■ **WORK TO DO**
From the entries that follow, extract each line holding the string "crop".

[Start of THE INPUT]

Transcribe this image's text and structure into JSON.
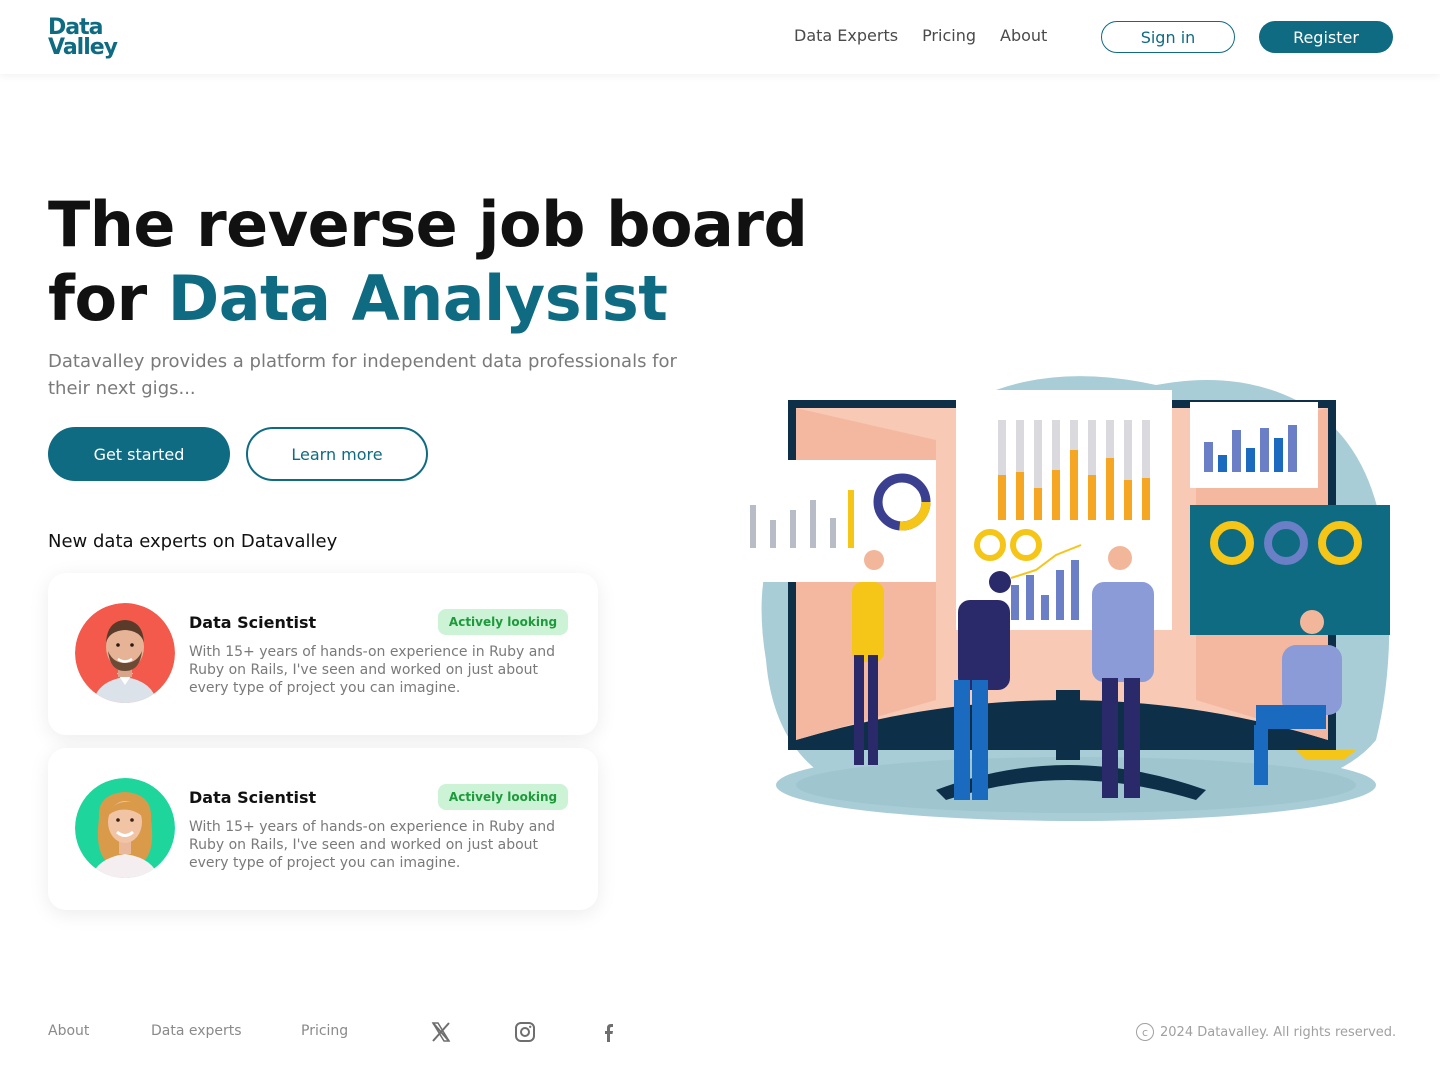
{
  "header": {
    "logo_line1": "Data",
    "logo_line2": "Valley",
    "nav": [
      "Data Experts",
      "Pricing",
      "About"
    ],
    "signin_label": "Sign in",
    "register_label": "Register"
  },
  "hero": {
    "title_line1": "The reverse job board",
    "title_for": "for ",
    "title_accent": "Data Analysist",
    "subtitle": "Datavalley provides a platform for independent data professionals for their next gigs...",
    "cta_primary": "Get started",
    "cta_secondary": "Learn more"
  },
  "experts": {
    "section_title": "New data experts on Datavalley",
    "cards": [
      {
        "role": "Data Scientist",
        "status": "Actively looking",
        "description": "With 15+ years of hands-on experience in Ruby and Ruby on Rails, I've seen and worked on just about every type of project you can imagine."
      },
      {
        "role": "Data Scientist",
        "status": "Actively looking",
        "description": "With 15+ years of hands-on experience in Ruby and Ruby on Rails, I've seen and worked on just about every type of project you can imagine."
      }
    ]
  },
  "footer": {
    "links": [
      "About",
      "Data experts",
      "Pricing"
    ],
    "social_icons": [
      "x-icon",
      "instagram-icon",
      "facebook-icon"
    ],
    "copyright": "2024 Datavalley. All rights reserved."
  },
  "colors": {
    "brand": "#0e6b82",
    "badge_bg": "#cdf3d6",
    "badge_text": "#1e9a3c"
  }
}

[End of THE INPUT]
[Start of THE INPUT]

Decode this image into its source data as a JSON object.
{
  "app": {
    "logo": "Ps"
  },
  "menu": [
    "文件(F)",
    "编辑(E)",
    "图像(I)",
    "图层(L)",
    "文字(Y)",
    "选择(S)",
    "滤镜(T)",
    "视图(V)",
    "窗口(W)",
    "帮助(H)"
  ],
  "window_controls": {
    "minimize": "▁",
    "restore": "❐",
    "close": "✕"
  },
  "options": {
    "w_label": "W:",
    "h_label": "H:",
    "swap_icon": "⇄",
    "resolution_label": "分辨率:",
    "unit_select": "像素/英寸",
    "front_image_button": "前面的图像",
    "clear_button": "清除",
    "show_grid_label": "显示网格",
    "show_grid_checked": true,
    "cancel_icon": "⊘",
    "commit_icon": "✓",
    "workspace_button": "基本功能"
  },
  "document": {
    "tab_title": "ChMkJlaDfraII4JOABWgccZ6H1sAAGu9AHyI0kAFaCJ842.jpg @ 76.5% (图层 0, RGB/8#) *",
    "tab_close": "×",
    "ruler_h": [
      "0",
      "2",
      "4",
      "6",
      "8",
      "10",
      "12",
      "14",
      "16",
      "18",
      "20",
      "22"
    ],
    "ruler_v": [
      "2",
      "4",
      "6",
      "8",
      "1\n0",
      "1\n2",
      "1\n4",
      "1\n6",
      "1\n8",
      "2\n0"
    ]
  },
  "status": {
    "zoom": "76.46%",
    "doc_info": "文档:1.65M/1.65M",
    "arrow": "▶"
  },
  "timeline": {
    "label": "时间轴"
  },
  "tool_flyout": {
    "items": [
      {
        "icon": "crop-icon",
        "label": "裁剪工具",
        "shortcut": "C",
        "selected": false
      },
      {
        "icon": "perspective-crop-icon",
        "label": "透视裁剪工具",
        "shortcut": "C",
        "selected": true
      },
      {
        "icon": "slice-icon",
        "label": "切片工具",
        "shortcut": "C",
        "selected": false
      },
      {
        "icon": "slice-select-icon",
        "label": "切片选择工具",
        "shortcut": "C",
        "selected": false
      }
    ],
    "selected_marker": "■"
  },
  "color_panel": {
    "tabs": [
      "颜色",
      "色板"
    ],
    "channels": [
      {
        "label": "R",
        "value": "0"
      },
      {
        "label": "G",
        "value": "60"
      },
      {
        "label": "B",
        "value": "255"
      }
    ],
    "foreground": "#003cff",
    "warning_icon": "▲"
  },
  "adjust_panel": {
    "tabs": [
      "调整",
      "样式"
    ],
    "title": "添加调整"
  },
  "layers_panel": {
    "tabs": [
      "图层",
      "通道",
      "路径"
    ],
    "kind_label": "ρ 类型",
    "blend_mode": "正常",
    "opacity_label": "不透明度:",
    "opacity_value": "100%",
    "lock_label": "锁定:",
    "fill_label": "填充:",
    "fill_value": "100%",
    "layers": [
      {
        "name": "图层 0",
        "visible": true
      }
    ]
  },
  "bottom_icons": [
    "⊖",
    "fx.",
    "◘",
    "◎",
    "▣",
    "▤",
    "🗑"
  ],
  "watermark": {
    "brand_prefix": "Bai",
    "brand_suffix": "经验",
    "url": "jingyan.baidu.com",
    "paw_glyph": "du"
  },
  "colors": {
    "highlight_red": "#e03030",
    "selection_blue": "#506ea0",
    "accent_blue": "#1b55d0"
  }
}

[End of THE INPUT]

■ **ANSWER**
        "icon": "crop-icon",
        "icon": "perspective-crop-icon",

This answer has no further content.